▶ _GIVEN INSTRUCTION_
Scan the records below for lines with the word "שאינם", then state how many you find and nothing else.

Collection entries
'''

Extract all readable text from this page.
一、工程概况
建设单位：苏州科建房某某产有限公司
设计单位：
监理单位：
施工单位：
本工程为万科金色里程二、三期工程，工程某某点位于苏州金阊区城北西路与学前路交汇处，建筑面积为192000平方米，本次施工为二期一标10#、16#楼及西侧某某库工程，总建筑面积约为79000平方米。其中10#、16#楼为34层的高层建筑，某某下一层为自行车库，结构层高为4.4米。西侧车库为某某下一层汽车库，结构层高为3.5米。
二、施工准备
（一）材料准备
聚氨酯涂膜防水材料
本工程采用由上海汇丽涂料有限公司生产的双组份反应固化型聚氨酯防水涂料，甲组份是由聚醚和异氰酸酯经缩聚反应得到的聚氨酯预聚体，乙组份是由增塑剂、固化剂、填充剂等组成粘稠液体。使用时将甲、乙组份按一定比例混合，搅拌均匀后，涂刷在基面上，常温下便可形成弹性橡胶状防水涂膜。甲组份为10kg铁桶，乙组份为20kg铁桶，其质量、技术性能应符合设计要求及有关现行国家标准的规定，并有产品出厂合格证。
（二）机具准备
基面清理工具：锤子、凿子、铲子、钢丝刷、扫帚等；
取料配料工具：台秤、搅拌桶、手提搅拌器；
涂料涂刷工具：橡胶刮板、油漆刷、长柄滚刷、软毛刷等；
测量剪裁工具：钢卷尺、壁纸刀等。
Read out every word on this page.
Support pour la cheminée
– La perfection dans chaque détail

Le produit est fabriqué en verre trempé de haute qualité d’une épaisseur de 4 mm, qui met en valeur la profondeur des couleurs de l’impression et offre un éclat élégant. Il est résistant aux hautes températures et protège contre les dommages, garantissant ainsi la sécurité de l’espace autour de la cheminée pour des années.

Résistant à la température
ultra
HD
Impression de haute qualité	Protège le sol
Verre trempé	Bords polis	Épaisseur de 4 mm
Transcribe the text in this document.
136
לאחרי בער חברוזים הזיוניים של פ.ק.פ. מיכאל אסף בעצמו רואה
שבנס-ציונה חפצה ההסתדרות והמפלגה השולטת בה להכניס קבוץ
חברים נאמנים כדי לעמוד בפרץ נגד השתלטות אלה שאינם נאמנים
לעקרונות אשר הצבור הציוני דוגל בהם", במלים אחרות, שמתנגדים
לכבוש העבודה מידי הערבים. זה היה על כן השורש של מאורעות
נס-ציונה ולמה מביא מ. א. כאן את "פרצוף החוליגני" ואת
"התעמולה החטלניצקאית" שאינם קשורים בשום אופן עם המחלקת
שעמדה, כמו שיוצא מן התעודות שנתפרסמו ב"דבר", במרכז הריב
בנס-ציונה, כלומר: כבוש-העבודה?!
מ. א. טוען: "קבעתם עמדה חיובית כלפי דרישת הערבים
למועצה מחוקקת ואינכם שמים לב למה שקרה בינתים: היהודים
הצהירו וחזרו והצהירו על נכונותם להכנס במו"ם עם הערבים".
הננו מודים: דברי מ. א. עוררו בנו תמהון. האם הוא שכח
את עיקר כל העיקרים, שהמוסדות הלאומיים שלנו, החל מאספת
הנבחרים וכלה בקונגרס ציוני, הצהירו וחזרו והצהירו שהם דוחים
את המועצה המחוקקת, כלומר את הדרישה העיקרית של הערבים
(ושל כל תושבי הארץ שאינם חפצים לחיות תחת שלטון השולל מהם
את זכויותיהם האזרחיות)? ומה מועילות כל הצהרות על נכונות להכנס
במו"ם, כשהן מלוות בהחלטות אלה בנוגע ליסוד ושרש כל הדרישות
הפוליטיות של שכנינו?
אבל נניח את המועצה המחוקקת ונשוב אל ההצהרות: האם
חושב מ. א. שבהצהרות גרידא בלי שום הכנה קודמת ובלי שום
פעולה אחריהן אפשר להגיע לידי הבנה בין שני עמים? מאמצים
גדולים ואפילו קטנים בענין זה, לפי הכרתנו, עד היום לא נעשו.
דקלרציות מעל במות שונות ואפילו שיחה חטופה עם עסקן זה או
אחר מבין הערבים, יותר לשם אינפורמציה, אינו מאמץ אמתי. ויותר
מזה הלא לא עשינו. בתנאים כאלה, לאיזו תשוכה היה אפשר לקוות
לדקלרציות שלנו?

'''

▶ _RESPONSE_
3